| Exercise prompt |
Copy all lines of the listing that include the string "label".
>> begin Raw data
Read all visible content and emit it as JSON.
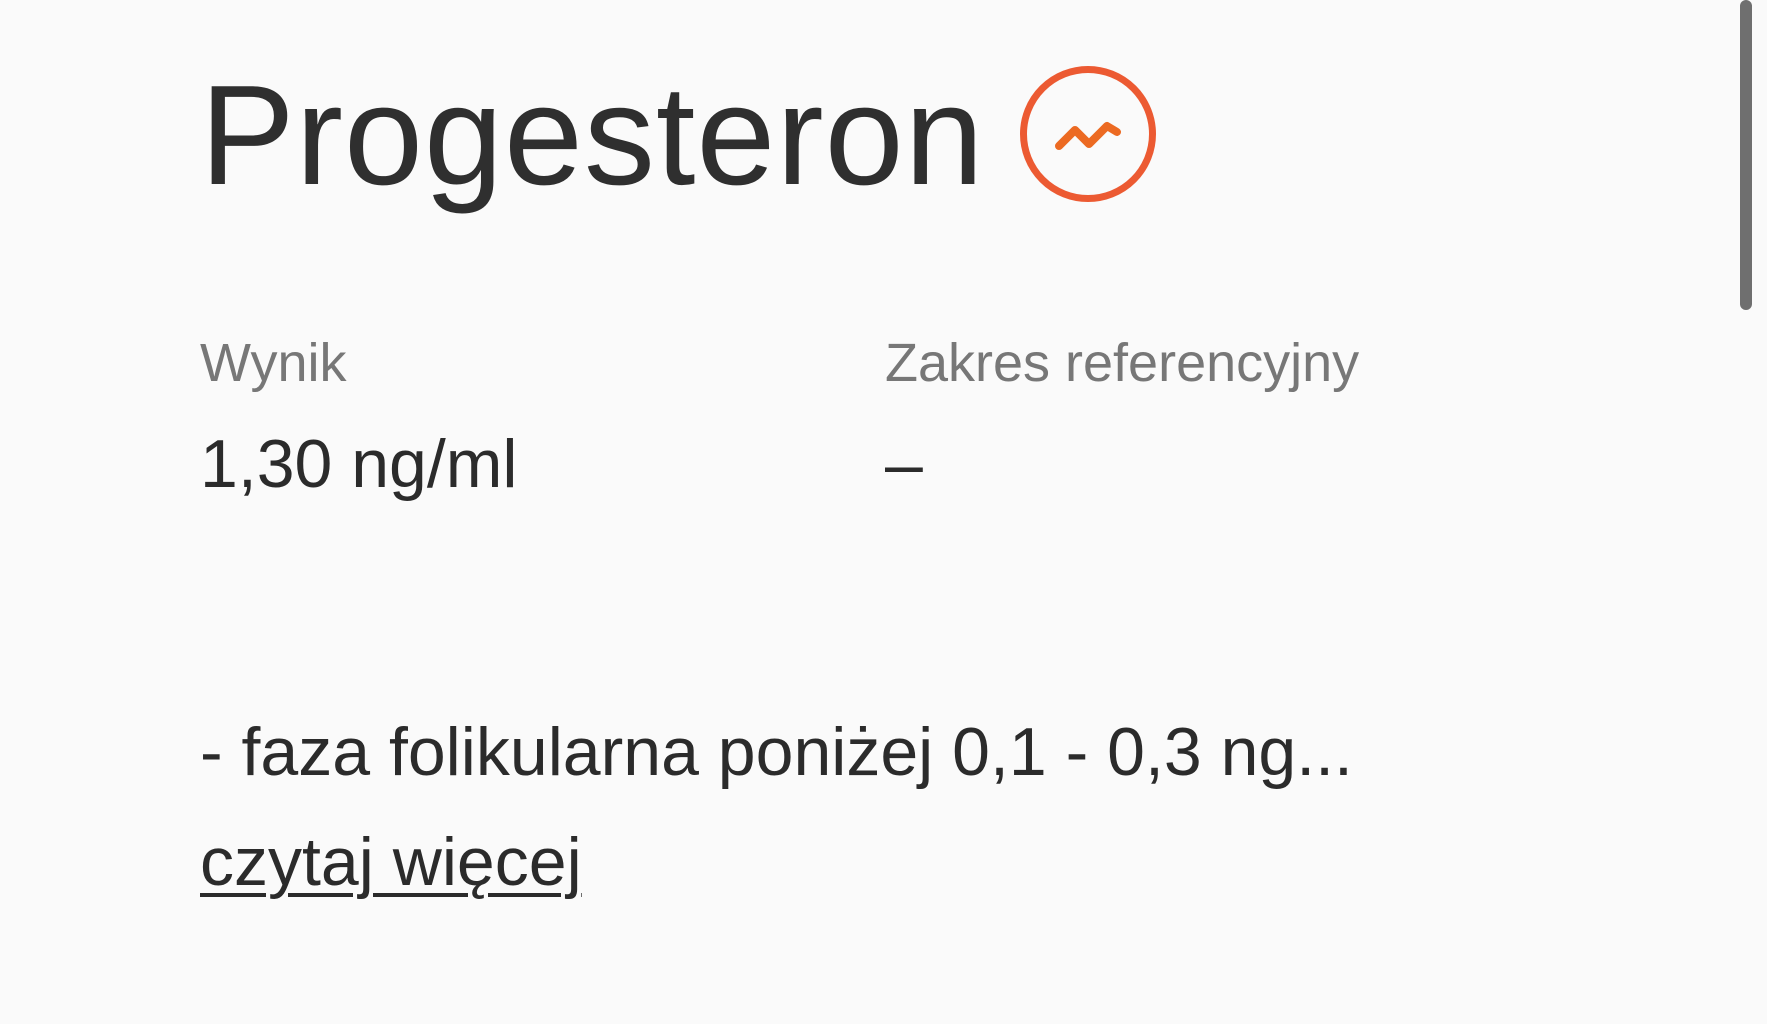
{
  "test": {
    "name": "Progesteron",
    "trend_icon": "trend-line-icon",
    "accent_color": "#ec5a32"
  },
  "result": {
    "label": "Wynik",
    "value": "1,30 ng/ml"
  },
  "reference": {
    "label": "Zakres referencyjny",
    "value": "–"
  },
  "note": {
    "text": "- faza folikularna poniżej 0,1 - 0,3 ng...",
    "read_more": "czytaj więcej"
  }
}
>> end Raw data
| Reply |
    "label": "Wynik",
    "label": "Zakres referencyjny",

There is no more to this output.